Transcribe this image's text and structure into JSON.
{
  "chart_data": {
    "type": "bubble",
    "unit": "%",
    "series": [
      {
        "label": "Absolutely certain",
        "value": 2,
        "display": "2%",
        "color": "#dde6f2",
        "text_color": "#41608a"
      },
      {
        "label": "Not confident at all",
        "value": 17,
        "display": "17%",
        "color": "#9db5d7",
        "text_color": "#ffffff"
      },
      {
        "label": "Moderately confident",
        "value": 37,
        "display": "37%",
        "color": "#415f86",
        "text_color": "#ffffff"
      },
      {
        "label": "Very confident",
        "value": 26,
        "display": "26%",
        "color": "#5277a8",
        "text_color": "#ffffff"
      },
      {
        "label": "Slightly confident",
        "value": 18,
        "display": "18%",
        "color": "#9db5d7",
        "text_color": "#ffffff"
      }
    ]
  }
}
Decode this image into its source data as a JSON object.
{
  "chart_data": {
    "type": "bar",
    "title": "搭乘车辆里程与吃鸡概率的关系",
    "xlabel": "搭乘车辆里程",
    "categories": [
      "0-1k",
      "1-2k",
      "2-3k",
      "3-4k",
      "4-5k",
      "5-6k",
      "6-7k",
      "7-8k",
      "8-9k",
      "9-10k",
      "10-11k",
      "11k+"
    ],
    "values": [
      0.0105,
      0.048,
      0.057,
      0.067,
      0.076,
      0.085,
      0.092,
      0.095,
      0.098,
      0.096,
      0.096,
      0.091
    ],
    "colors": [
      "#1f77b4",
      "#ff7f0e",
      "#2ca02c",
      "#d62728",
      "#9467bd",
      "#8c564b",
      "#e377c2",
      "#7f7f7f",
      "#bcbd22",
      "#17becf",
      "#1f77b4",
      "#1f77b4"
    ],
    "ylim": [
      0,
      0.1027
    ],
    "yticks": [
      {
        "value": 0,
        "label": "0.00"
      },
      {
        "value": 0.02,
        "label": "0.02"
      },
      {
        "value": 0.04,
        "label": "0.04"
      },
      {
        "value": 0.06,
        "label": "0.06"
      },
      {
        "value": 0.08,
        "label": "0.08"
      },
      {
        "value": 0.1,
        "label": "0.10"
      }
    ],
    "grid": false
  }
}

** Exercise requirements **
Repeat the whole listing exactly, keeping every line intact.

** Correct response **
Transcribe this image's text and structure into JSON.
{
  "chart_data": {
    "type": "bubble",
    "unit": "%",
    "series": [
      {
        "label": "Absolutely certain",
        "value": 2,
        "display": "2%",
        "color": "#dde6f2",
        "text_color": "#41608a"
      },
      {
        "label": "Not confident at all",
        "value": 17,
        "display": "17%",
        "color": "#9db5d7",
        "text_color": "#ffffff"
      },
      {
        "label": "Moderately confident",
        "value": 37,
        "display": "37%",
        "color": "#415f86",
        "text_color": "#ffffff"
      },
      {
        "label": "Very confident",
        "value": 26,
        "display": "26%",
        "color": "#5277a8",
        "text_color": "#ffffff"
      },
      {
        "label": "Slightly confident",
        "value": 18,
        "display": "18%",
        "color": "#9db5d7",
        "text_color": "#ffffff"
      }
    ]
  }
}
Decode this image into its source data as a JSON object.
{
  "chart_data": {
    "type": "bar",
    "title": "搭乘车辆里程与吃鸡概率的关系",
    "xlabel": "搭乘车辆里程",
    "categories": [
      "0-1k",
      "1-2k",
      "2-3k",
      "3-4k",
      "4-5k",
      "5-6k",
      "6-7k",
      "7-8k",
      "8-9k",
      "9-10k",
      "10-11k",
      "11k+"
    ],
    "values": [
      0.0105,
      0.048,
      0.057,
      0.067,
      0.076,
      0.085,
      0.092,
      0.095,
      0.098,
      0.096,
      0.096,
      0.091
    ],
    "colors": [
      "#1f77b4",
      "#ff7f0e",
      "#2ca02c",
      "#d62728",
      "#9467bd",
      "#8c564b",
      "#e377c2",
      "#7f7f7f",
      "#bcbd22",
      "#17becf",
      "#1f77b4",
      "#1f77b4"
    ],
    "ylim": [
      0,
      0.1027
    ],
    "yticks": [
      {
        "value": 0,
        "label": "0.00"
      },
      {
        "value": 0.02,
        "label": "0.02"
      },
      {
        "value": 0.04,
        "label": "0.04"
      },
      {
        "value": 0.06,
        "label": "0.06"
      },
      {
        "value": 0.08,
        "label": "0.08"
      },
      {
        "value": 0.1,
        "label": "0.10"
      }
    ],
    "grid": false
  }
}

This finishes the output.